Given records >>
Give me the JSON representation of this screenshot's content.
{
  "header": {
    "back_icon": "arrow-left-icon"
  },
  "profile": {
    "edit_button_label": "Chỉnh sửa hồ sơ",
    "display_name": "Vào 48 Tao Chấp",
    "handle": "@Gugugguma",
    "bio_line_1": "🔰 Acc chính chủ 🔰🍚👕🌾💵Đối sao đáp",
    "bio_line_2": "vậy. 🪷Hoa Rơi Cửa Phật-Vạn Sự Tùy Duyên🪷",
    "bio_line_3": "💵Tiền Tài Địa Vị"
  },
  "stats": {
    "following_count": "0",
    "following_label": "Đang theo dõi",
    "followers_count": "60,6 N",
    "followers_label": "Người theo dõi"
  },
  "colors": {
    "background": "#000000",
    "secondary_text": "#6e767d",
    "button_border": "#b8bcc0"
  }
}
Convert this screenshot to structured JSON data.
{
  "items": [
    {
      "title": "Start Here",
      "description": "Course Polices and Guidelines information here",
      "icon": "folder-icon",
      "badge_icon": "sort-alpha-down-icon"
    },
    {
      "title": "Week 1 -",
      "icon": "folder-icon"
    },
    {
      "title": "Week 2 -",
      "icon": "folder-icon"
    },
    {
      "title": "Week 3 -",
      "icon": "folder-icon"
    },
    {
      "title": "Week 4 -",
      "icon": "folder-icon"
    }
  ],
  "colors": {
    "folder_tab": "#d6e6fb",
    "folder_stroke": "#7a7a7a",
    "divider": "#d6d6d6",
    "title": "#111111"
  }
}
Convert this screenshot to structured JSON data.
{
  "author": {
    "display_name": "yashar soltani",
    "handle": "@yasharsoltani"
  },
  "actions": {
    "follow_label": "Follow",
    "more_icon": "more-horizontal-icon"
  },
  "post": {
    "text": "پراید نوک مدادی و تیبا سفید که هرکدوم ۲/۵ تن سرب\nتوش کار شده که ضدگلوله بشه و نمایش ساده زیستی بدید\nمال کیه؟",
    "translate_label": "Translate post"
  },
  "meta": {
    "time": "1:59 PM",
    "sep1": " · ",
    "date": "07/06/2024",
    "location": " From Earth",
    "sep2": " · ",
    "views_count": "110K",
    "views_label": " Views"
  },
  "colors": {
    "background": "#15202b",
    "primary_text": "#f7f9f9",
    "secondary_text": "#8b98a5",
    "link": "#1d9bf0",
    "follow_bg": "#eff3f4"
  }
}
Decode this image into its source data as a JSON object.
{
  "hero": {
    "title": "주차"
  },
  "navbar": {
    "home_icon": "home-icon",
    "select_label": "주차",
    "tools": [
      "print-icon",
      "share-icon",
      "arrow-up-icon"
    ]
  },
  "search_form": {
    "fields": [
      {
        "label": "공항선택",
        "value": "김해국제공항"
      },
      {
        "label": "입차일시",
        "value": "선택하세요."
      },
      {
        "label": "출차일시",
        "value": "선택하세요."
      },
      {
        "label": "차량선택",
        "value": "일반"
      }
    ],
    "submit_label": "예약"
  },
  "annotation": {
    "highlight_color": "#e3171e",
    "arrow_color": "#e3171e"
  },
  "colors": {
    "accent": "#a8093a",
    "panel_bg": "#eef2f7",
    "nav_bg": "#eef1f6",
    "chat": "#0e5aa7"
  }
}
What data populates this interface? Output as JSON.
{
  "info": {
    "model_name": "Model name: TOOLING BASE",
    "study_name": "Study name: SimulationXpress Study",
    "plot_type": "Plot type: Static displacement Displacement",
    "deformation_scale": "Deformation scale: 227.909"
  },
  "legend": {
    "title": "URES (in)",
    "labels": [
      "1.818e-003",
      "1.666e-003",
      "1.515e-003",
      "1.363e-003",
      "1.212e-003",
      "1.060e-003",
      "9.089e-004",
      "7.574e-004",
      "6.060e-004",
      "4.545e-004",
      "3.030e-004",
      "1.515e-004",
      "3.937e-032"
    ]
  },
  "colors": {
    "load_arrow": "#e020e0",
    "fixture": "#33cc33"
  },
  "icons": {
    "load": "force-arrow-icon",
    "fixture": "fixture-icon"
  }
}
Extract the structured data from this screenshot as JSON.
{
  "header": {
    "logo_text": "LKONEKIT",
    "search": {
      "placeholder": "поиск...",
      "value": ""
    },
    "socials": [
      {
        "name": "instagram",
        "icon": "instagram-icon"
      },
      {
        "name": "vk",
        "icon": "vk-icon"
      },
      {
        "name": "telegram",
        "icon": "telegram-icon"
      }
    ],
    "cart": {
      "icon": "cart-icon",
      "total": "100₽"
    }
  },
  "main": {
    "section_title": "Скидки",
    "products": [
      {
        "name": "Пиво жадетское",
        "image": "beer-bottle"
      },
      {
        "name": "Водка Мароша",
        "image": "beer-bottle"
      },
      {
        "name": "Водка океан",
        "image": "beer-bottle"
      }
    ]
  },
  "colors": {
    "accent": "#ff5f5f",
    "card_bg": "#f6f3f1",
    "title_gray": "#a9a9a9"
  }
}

Your goal >> For this exercise, gather every line of the data that contains the word "JSON".

Problem solution >>
Give me the JSON representation of this screenshot's content.
Convert this screenshot to structured JSON data.
Convert this screenshot to structured JSON data.
Decode this image into its source data as a JSON object.
What data populates this interface? Output as JSON.
Extract the structured data from this screenshot as JSON.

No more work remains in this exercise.